Search the listing for "Nicht" and copy every line where it appears.

> **Material for this exercise**:
* Begin *

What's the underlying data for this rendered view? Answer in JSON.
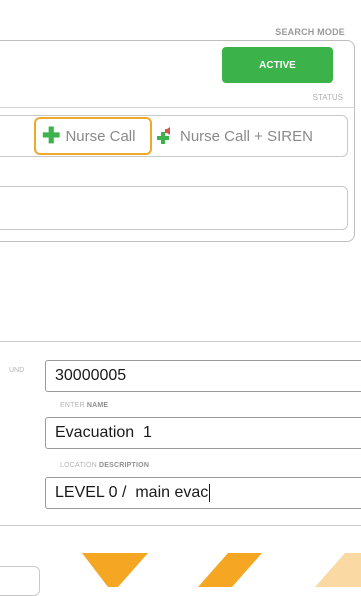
{
  "header": {
    "search_mode_label": "SEARCH MODE"
  },
  "status": {
    "active_label": "ACTIVE",
    "status_label": "STATUS"
  },
  "call_options": {
    "nurse_call_label": "Nurse Call",
    "nurse_call_siren_label": "Nurse Call + SIREN"
  },
  "form": {
    "clipped_label": "UND",
    "number_value": "30000005",
    "name_caption_prefix": "ENTER",
    "name_caption_bold": "NAME",
    "name_value": "Evacuation  1",
    "location_caption_prefix": "LOCATION",
    "location_caption_bold": "DESCRIPTION",
    "location_value": "LEVEL 0 /  main evac"
  },
  "colors": {
    "active_green": "#3cb34a",
    "selection_orange": "#f0a82a",
    "siren_red": "#d9534f"
  },
  "icons": [
    "plus-icon",
    "plus-siren-icon"
  ]
}
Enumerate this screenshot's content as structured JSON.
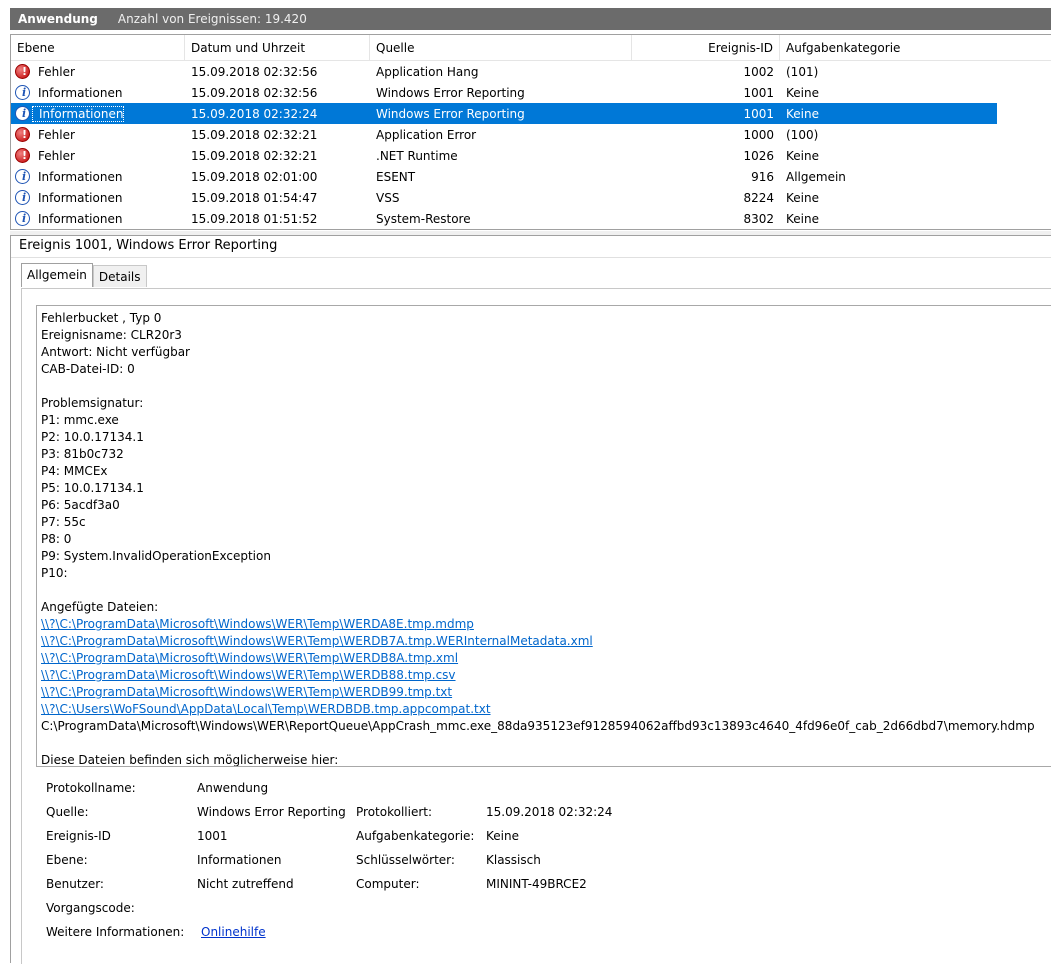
{
  "header": {
    "log_name": "Anwendung",
    "event_count": "Anzahl von Ereignissen: 19.420"
  },
  "columns": [
    "Ebene",
    "Datum und Uhrzeit",
    "Quelle",
    "Ereignis-ID",
    "Aufgabenkategorie"
  ],
  "events": [
    {
      "icon": "error-icon",
      "level": "Fehler",
      "datetime": "15.09.2018 02:32:56",
      "source": "Application Hang",
      "id": "1002",
      "category": "(101)"
    },
    {
      "icon": "info-icon",
      "level": "Informationen",
      "datetime": "15.09.2018 02:32:56",
      "source": "Windows Error Reporting",
      "id": "1001",
      "category": "Keine"
    },
    {
      "icon": "info-icon",
      "level": "Informationen",
      "datetime": "15.09.2018 02:32:24",
      "source": "Windows Error Reporting",
      "id": "1001",
      "category": "Keine",
      "selected": true
    },
    {
      "icon": "error-icon",
      "level": "Fehler",
      "datetime": "15.09.2018 02:32:21",
      "source": "Application Error",
      "id": "1000",
      "category": "(100)"
    },
    {
      "icon": "error-icon",
      "level": "Fehler",
      "datetime": "15.09.2018 02:32:21",
      "source": ".NET Runtime",
      "id": "1026",
      "category": "Keine"
    },
    {
      "icon": "info-icon",
      "level": "Informationen",
      "datetime": "15.09.2018 02:01:00",
      "source": "ESENT",
      "id": "916",
      "category": "Allgemein"
    },
    {
      "icon": "info-icon",
      "level": "Informationen",
      "datetime": "15.09.2018 01:54:47",
      "source": "VSS",
      "id": "8224",
      "category": "Keine"
    },
    {
      "icon": "info-icon",
      "level": "Informationen",
      "datetime": "15.09.2018 01:51:52",
      "source": "System-Restore",
      "id": "8302",
      "category": "Keine"
    }
  ],
  "detail": {
    "title": "Ereignis 1001, Windows Error Reporting",
    "tabs": [
      "Allgemein",
      "Details"
    ],
    "description_lines": [
      {
        "text": "Fehlerbucket , Typ 0"
      },
      {
        "text": "Ereignisname: CLR20r3"
      },
      {
        "text": "Antwort: Nicht verfügbar"
      },
      {
        "text": "CAB-Datei-ID: 0"
      },
      {
        "text": ""
      },
      {
        "text": "Problemsignatur:"
      },
      {
        "text": "P1: mmc.exe"
      },
      {
        "text": "P2: 10.0.17134.1"
      },
      {
        "text": "P3: 81b0c732"
      },
      {
        "text": "P4: MMCEx"
      },
      {
        "text": "P5: 10.0.17134.1"
      },
      {
        "text": "P6: 5acdf3a0"
      },
      {
        "text": "P7: 55c"
      },
      {
        "text": "P8: 0"
      },
      {
        "text": "P9: System.InvalidOperationException"
      },
      {
        "text": "P10:"
      },
      {
        "text": ""
      },
      {
        "text": "Angefügte Dateien:"
      },
      {
        "text": "\\\\?\\C:\\ProgramData\\Microsoft\\Windows\\WER\\Temp\\WERDA8E.tmp.mdmp",
        "link": true
      },
      {
        "text": "\\\\?\\C:\\ProgramData\\Microsoft\\Windows\\WER\\Temp\\WERDB7A.tmp.WERInternalMetadata.xml",
        "link": true
      },
      {
        "text": "\\\\?\\C:\\ProgramData\\Microsoft\\Windows\\WER\\Temp\\WERDB8A.tmp.xml",
        "link": true
      },
      {
        "text": "\\\\?\\C:\\ProgramData\\Microsoft\\Windows\\WER\\Temp\\WERDB88.tmp.csv",
        "link": true
      },
      {
        "text": "\\\\?\\C:\\ProgramData\\Microsoft\\Windows\\WER\\Temp\\WERDB99.tmp.txt",
        "link": true
      },
      {
        "text": "\\\\?\\C:\\Users\\WoFSound\\AppData\\Local\\Temp\\WERDBDB.tmp.appcompat.txt",
        "link": true
      },
      {
        "text": "C:\\ProgramData\\Microsoft\\Windows\\WER\\ReportQueue\\AppCrash_mmc.exe_88da935123ef9128594062affbd93c13893c4640_4fd96e0f_cab_2d66dbd7\\memory.hdmp"
      },
      {
        "text": ""
      },
      {
        "text": "Diese Dateien befinden sich möglicherweise hier:"
      }
    ],
    "properties": {
      "protokollname_label": "Protokollname:",
      "protokollname": "Anwendung",
      "quelle_label": "Quelle:",
      "quelle": "Windows Error Reporting",
      "protokolliert_label": "Protokolliert:",
      "protokolliert": "15.09.2018 02:32:24",
      "ereignis_id_label": "Ereignis-ID",
      "ereignis_id": "1001",
      "aufgabenkategorie_label": "Aufgabenkategorie:",
      "aufgabenkategorie": "Keine",
      "ebene_label": "Ebene:",
      "ebene": "Informationen",
      "schluesselwoerter_label": "Schlüsselwörter:",
      "schluesselwoerter": "Klassisch",
      "benutzer_label": "Benutzer:",
      "benutzer": "Nicht zutreffend",
      "computer_label": "Computer:",
      "computer": "MININT-49BRCE2",
      "vorgangscode_label": "Vorgangscode:",
      "weitere_label": "Weitere Informationen:",
      "onlinehilfe": "Onlinehilfe"
    }
  }
}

* End *

> **Final result**:
        "text": "Antwort: Nicht verfügbar"
      "benutzer": "Nicht zutreffend",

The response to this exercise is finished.